Exercise ::
Each record below should appear again exactly as written.

[Collected data]
════════════════
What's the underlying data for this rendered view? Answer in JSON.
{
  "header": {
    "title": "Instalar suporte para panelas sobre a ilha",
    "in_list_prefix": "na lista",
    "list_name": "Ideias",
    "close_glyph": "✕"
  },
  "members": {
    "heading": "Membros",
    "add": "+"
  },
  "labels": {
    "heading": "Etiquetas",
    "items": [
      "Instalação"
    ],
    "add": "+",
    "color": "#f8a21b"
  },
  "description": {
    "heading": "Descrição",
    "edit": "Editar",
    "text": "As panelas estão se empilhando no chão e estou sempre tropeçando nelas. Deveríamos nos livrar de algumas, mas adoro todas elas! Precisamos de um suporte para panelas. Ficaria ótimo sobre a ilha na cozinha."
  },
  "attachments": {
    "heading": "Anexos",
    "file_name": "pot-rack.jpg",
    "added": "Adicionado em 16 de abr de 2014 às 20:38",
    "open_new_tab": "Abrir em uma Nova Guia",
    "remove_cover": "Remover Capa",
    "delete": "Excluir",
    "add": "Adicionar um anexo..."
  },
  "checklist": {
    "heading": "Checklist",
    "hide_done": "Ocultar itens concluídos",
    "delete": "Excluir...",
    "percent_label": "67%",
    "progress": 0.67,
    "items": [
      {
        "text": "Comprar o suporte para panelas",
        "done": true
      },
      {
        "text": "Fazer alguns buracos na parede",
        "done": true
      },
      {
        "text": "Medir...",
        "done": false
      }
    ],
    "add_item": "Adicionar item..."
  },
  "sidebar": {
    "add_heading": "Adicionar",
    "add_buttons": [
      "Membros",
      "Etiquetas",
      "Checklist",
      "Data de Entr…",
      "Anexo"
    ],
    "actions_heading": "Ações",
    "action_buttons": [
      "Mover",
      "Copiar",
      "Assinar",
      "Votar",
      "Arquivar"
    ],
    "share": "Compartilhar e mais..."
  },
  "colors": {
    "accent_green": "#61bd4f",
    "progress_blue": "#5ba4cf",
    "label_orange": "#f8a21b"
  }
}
════════════════
Task solution ::
What's the underlying data for this rendered view? Answer in JSON.
{
  "header": {
    "title": "Instalar suporte para panelas sobre a ilha",
    "in_list_prefix": "na lista",
    "list_name": "Ideias",
    "close_glyph": "✕"
  },
  "members": {
    "heading": "Membros",
    "add": "+"
  },
  "labels": {
    "heading": "Etiquetas",
    "items": [
      "Instalação"
    ],
    "add": "+",
    "color": "#f8a21b"
  },
  "description": {
    "heading": "Descrição",
    "edit": "Editar",
    "text": "As panelas estão se empilhando no chão e estou sempre tropeçando nelas. Deveríamos nos livrar de algumas, mas adoro todas elas! Precisamos de um suporte para panelas. Ficaria ótimo sobre a ilha na cozinha."
  },
  "attachments": {
    "heading": "Anexos",
    "file_name": "pot-rack.jpg",
    "added": "Adicionado em 16 de abr de 2014 às 20:38",
    "open_new_tab": "Abrir em uma Nova Guia",
    "remove_cover": "Remover Capa",
    "delete": "Excluir",
    "add": "Adicionar um anexo..."
  },
  "checklist": {
    "heading": "Checklist",
    "hide_done": "Ocultar itens concluídos",
    "delete": "Excluir...",
    "percent_label": "67%",
    "progress": 0.67,
    "items": [
      {
        "text": "Comprar o suporte para panelas",
        "done": true
      },
      {
        "text": "Fazer alguns buracos na parede",
        "done": true
      },
      {
        "text": "Medir...",
        "done": false
      }
    ],
    "add_item": "Adicionar item..."
  },
  "sidebar": {
    "add_heading": "Adicionar",
    "add_buttons": [
      "Membros",
      "Etiquetas",
      "Checklist",
      "Data de Entr…",
      "Anexo"
    ],
    "actions_heading": "Ações",
    "action_buttons": [
      "Mover",
      "Copiar",
      "Assinar",
      "Votar",
      "Arquivar"
    ],
    "share": "Compartilhar e mais..."
  },
  "colors": {
    "accent_green": "#61bd4f",
    "progress_blue": "#5ba4cf",
    "label_orange": "#f8a21b"
  }
}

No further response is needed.